DATA SECTION.
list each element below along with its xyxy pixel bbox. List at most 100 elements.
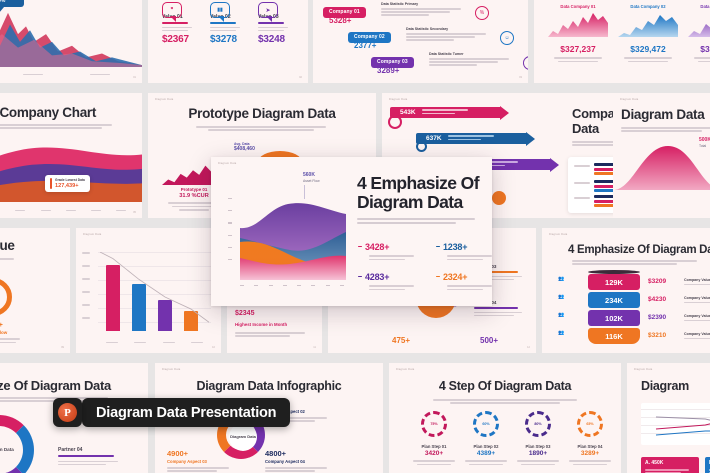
spark-title: Data Company 01 (560, 4, 596, 9)
corner-tag: Diagram Data (620, 98, 639, 101)
chart-x-axis (0, 73, 134, 75)
slide-thumbnail[interactable]: Diagram Data 4 Emphasize Of Diagram Data… (542, 228, 710, 353)
stacked-area-chart (0, 147, 142, 202)
spark-card[interactable]: Data Company 03 $312,908 (688, 4, 710, 62)
step-marker-icon (416, 141, 427, 152)
slide-thumbnail[interactable]: Diagram Data Data Company 01 $327,237 Da… (534, 0, 710, 83)
sparkline (548, 13, 608, 37)
spark-card[interactable]: Data Company 01 $327,237 (548, 4, 608, 62)
corner-tag: Diagram Data (634, 368, 653, 371)
cycle-wheel (0, 415, 34, 473)
corner-tag: Diagram Data (218, 162, 237, 165)
chart-annotation: 500K Total (699, 137, 710, 148)
cylinder-amount: 102K (605, 313, 623, 323)
value-card[interactable]: ➤ Value 03 $3248 (258, 2, 288, 45)
bar (184, 311, 198, 331)
slide-title: Data Company Chart (0, 105, 97, 120)
slide-subtitle (433, 399, 577, 405)
featured-stat: 3428+ (358, 242, 414, 262)
arrow-value: 637K (426, 135, 442, 142)
chart-icon: ⌁ (523, 56, 528, 70)
plan-step[interactable]: 65% Plan Step 04 3289+ (567, 411, 613, 465)
bar (106, 265, 120, 331)
slide-subtitle (572, 260, 697, 266)
chart-annotation: Avg. Data $408,460 (234, 141, 255, 152)
value-card[interactable]: A. 450K (641, 457, 699, 473)
smile-icon: ☺ (500, 31, 514, 45)
tooltip-label: Diagram Data Presentation (96, 404, 277, 421)
page-number: 10 (212, 346, 215, 349)
slide-thumbnail[interactable]: Diagram Data Company 01 5328+ Data Stati… (313, 0, 528, 83)
slide-thumbnail[interactable]: Diagram Data 4 Step Of Diagram Data 75% … (389, 363, 621, 473)
slide-title: Company Value (0, 238, 15, 253)
annotation-value: $408,460 (234, 146, 255, 152)
value-card[interactable]: B. 523K (705, 457, 710, 473)
slide-subtitle (0, 397, 108, 403)
arrow-step[interactable]: 543K (390, 105, 509, 120)
stat-value: 1238+ (443, 242, 468, 252)
slide-thumbnail[interactable]: Diagram Data Company Value 68% 4028+ Pro… (0, 228, 70, 353)
company-desc: Data Statistic Primary (381, 2, 461, 17)
cylinder-bar: 234K (588, 292, 640, 308)
featured-slide[interactable]: Diagram Data 560K Asset Flow 4 Emphasize… (211, 157, 492, 306)
company-row[interactable]: Company 02 2377+ Data Statistic Secondar… (348, 25, 514, 50)
company-label: Company 01 (323, 6, 366, 22)
bell-chart (613, 146, 710, 190)
value-card[interactable]: ❞ Value 01 $2367 (162, 2, 192, 45)
slide-title: Diagram Data Infographic (196, 379, 342, 393)
corner-tag: Diagram Data (162, 368, 181, 371)
people-icon: 👥 (558, 312, 565, 318)
cylinder-bar: 102K (588, 310, 640, 326)
spark-value: $312,908 (700, 44, 710, 54)
slide-thumbnail[interactable]: Diagram Data Diagram Data 500K Total 08 (613, 93, 710, 218)
plan-step[interactable]: 75% Plan Step 01 3420+ (411, 411, 457, 465)
donut-ring: 68% (0, 278, 12, 316)
spark-card[interactable]: Data Company 02 $329,472 (618, 4, 678, 62)
arrow-value: 543K (400, 109, 416, 116)
value-card-amount: $3278 (210, 34, 237, 46)
annotation-label: Avg. Data (234, 142, 250, 146)
slide-title: Prototype Diagram Data (188, 106, 336, 121)
slide-thumbnail[interactable]: Diagram Data Diagram A. 450K B. 523K 17 (627, 363, 710, 473)
company-value: 3289+ (377, 66, 400, 75)
data-icon: ▮▮ (210, 2, 230, 22)
annotation-value: 500K (699, 137, 710, 143)
arrow-step[interactable]: 637K (416, 131, 535, 146)
bar-chart (98, 252, 211, 331)
value-card[interactable]: ▮▮ Value 02 $3278 (210, 2, 240, 45)
slide-thumbnail[interactable]: Diagram Data 100% 01 (0, 0, 142, 83)
company-label: Company 03 (371, 56, 414, 72)
partner-value: 475+ (392, 336, 411, 345)
progress-ring: 80% (525, 411, 551, 437)
company-desc: Data Statistic Secondary (406, 27, 486, 42)
page-number: 02 (299, 76, 302, 79)
wheel-center-label: Diagram Data (229, 423, 257, 451)
corner-tag: Diagram Data (155, 98, 174, 101)
prototype-item: Prototype 01 31.9 %CUR (164, 187, 224, 211)
annotation-leader-line (304, 185, 305, 199)
slide-title: 4 Emphasize Of Diagram Data (568, 244, 710, 256)
plan-step[interactable]: 80% Plan Step 03 1890+ (515, 411, 561, 465)
income-value: $2345 (235, 310, 255, 317)
cylinder-price: $2390 (648, 314, 667, 321)
send-icon: ➤ (258, 2, 278, 22)
tooltip-label: Grade Lowest Data (55, 178, 85, 182)
sparkline (618, 15, 678, 37)
slide-thumbnail[interactable]: Diagram Data ❞ Value 01 $2367 ▮▮ Value 0… (148, 0, 308, 83)
plan-step[interactable]: 60% Plan Step 02 4389+ (463, 411, 509, 465)
trend-line (99, 252, 210, 323)
cycle-center-label: Diagram Data (0, 433, 16, 467)
company-row[interactable]: Company 03 3289+ Data Statistic Tumer ⌁ (371, 50, 528, 75)
slide-thumbnail[interactable]: Diagram Data Data Company Chart Grade Lo… (0, 93, 142, 218)
powerpoint-icon: P (53, 398, 82, 427)
value-card-amount: $3248 (258, 34, 285, 46)
cylinder-price: $3210 (648, 332, 667, 339)
y-axis (82, 252, 90, 321)
slide-subtitle (621, 127, 710, 133)
company-row[interactable]: Company 01 5328+ Data Statistic Primary … (323, 0, 489, 25)
spark-title: Data Company 03 (700, 4, 710, 9)
featured-subtitle (357, 218, 475, 226)
slide-thumbnail[interactable]: Diagram Data 10 (76, 228, 221, 353)
progress-ring: 60% (473, 411, 499, 437)
corner-tag: Diagram Data (83, 233, 102, 236)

PROBLEM DESCRIPTION. Copy out the records above word for word, leaving out the pictures.

THE ANSWER.
list each element below along with its xyxy pixel bbox. List at most 100 elements.
spark-title: Data Company 01 (560, 4, 596, 9)
corner-tag: Diagram Data (620, 98, 639, 101)
chart-x-axis (0, 73, 134, 75)
slide-thumbnail[interactable]: Diagram Data 4 Emphasize Of Diagram Data… (542, 228, 710, 353)
stacked-area-chart (0, 147, 142, 202)
spark-card[interactable]: Data Company 03 $312,908 (688, 4, 710, 62)
step-marker-icon (416, 141, 427, 152)
slide-thumbnail[interactable]: Diagram Data Data Company 01 $327,237 Da… (534, 0, 710, 83)
sparkline (548, 13, 608, 37)
spark-card[interactable]: Data Company 01 $327,237 (548, 4, 608, 62)
corner-tag: Diagram Data (634, 368, 653, 371)
cycle-wheel (0, 415, 34, 473)
corner-tag: Diagram Data (218, 162, 237, 165)
chart-annotation: 500K Total (699, 137, 710, 148)
cylinder-amount: 102K (605, 313, 623, 323)
value-card[interactable]: ➤ Value 03 $3248 (258, 2, 288, 45)
bar (184, 311, 198, 331)
slide-title: Data Company Chart (0, 105, 97, 120)
slide-subtitle (433, 399, 577, 405)
featured-stat: 3428+ (358, 242, 414, 262)
arrow-value: 637K (426, 135, 442, 142)
chart-icon: ⌁ (523, 56, 528, 70)
plan-step[interactable]: 65% Plan Step 04 3289+ (567, 411, 613, 465)
bar (106, 265, 120, 331)
slide-subtitle (572, 260, 697, 266)
chart-annotation: Avg. Data $408,460 (234, 141, 255, 152)
value-card[interactable]: A. 450K (641, 457, 699, 473)
smile-icon: ☺ (500, 31, 514, 45)
tooltip-label: Diagram Data Presentation (96, 404, 277, 421)
page-number: 10 (212, 346, 215, 349)
slide-thumbnail[interactable]: Diagram Data Company 01 5328+ Data Stati… (313, 0, 528, 83)
slide-thumbnail[interactable]: Diagram Data 4 Step Of Diagram Data 75% … (389, 363, 621, 473)
slide-title: Company Value (0, 238, 15, 253)
annotation-value: $408,460 (234, 146, 255, 152)
value-card[interactable]: B. 523K (705, 457, 710, 473)
slide-subtitle (0, 397, 108, 403)
arrow-step[interactable]: 543K (390, 105, 509, 120)
stat-value: 1238+ (443, 242, 468, 252)
slide-thumbnail[interactable]: Diagram Data Company Value 68% 4028+ Pro… (0, 228, 70, 353)
company-desc: Data Statistic Primary (381, 2, 461, 17)
cylinder-bar: 234K (588, 292, 640, 308)
featured-slide[interactable]: Diagram Data 560K Asset Flow 4 Emphasize… (211, 157, 492, 306)
company-row[interactable]: Company 02 2377+ Data Statistic Secondar… (348, 25, 514, 50)
company-label: Company 01 (323, 6, 366, 22)
bell-chart (613, 146, 710, 190)
value-card[interactable]: ❞ Value 01 $2367 (162, 2, 192, 45)
slide-title: Diagram Data Infographic (196, 379, 342, 393)
corner-tag: Diagram Data (162, 368, 181, 371)
people-icon: 👥 (558, 312, 565, 318)
cylinder-bar: 102K (588, 310, 640, 326)
spark-value: $312,908 (700, 44, 710, 54)
slide-thumbnail[interactable]: Diagram Data Diagram Data 500K Total 08 (613, 93, 710, 218)
plan-step[interactable]: 75% Plan Step 01 3420+ (411, 411, 457, 465)
donut-ring: 68% (0, 278, 12, 316)
spark-card[interactable]: Data Company 02 $329,472 (618, 4, 678, 62)
arrow-value: 543K (400, 109, 416, 116)
value-card-amount: $3278 (210, 34, 237, 46)
annotation-label: Avg. Data (234, 142, 250, 146)
slide-title: Prototype Diagram Data (188, 106, 336, 121)
slide-thumbnail[interactable]: Diagram Data Diagram A. 450K B. 523K 17 (627, 363, 710, 473)
company-value: 3289+ (377, 66, 400, 75)
data-icon: ▮▮ (210, 2, 230, 22)
annotation-value: 500K (699, 137, 710, 143)
arrow-step[interactable]: 637K (416, 131, 535, 146)
bar-chart (98, 252, 211, 331)
value-card[interactable]: ▮▮ Value 02 $3278 (210, 2, 240, 45)
slide-thumbnail[interactable]: Diagram Data 100% 01 (0, 0, 142, 83)
company-label: Company 03 (371, 56, 414, 72)
partner-value: 475+ (392, 336, 411, 345)
progress-ring: 80% (525, 411, 551, 437)
company-desc: Data Statistic Secondary (406, 27, 486, 42)
page-number: 02 (299, 76, 302, 79)
wheel-center-label: Diagram Data (229, 423, 257, 451)
corner-tag: Diagram Data (155, 98, 174, 101)
prototype-item: Prototype 01 31.9 %CUR (164, 187, 224, 211)
annotation-leader-line (304, 185, 305, 199)
slide-title: 4 Emphasize Of Diagram Data (568, 244, 710, 256)
plan-step[interactable]: 80% Plan Step 03 1890+ (515, 411, 561, 465)
income-value: $2345 (235, 310, 255, 317)
cylinder-price: $2390 (648, 314, 667, 321)
send-icon: ➤ (258, 2, 278, 22)
tooltip-label: Grade Lowest Data (55, 178, 85, 182)
sparkline (618, 15, 678, 37)
slide-thumbnail[interactable]: Diagram Data ❞ Value 01 $2367 ▮▮ Value 0… (148, 0, 308, 83)
plan-step[interactable]: 60% Plan Step 02 4389+ (463, 411, 509, 465)
trend-line (99, 252, 210, 323)
cycle-center-label: Diagram Data (0, 433, 16, 467)
company-row[interactable]: Company 03 3289+ Data Statistic Tumer ⌁ (371, 50, 528, 75)
slide-thumbnail[interactable]: Diagram Data Data Company Chart Grade Lo… (0, 93, 142, 218)
powerpoint-icon: P (53, 398, 82, 427)
value-card-amount: $3248 (258, 34, 285, 46)
cylinder-price: $3210 (648, 332, 667, 339)
y-axis (82, 252, 90, 321)
slide-subtitle (621, 127, 710, 133)
company-row[interactable]: Company 01 5328+ Data Statistic Primary … (323, 0, 489, 25)
spark-title: Data Company 03 (700, 4, 710, 9)
featured-subtitle (357, 218, 475, 226)
slide-thumbnail[interactable]: Diagram Data 10 (76, 228, 221, 353)
progress-ring: 60% (473, 411, 499, 437)
corner-tag: Diagram Data (83, 233, 102, 236)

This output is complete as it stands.